------ GIVEN ENTRIES ------
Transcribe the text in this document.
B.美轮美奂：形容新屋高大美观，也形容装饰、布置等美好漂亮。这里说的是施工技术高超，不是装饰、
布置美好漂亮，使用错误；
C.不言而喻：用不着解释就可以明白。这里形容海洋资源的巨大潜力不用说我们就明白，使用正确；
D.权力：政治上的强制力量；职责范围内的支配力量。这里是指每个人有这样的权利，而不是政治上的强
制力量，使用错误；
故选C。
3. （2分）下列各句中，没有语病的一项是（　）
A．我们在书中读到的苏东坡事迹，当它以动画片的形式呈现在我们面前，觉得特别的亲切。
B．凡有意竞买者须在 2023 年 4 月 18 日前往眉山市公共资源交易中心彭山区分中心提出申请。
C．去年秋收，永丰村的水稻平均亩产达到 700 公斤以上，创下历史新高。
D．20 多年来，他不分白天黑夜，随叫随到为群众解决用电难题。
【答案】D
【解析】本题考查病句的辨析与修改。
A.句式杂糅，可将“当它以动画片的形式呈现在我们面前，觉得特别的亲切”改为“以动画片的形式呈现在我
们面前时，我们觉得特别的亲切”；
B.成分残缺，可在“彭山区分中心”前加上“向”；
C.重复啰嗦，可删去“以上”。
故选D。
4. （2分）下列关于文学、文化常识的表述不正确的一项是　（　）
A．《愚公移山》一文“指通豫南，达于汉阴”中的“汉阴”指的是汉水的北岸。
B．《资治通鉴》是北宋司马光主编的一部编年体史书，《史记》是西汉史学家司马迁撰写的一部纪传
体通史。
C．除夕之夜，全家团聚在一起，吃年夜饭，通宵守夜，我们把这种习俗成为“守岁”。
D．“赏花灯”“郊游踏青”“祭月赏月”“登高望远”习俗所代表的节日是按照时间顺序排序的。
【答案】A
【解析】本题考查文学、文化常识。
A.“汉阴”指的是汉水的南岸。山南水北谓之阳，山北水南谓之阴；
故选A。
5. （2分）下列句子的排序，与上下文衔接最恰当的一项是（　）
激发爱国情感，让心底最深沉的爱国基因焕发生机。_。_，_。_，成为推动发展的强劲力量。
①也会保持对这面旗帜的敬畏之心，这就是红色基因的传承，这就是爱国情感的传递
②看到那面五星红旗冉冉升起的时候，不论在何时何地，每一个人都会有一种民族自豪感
------
_WHAT YOU ARE ASKED TO DO:_ Look through the data above. Find each line with the string "当它以动画片的形式呈现在我们面前" and copy it.

_WRITTEN RESPONSE:_
A．我们在书中读到的苏东坡事迹，当它以动画片的形式呈现在我们面前，觉得特别的亲切。
A.句式杂糅，可将“当它以动画片的形式呈现在我们面前，觉得特别的亲切”改为“以动画片的形式呈现在我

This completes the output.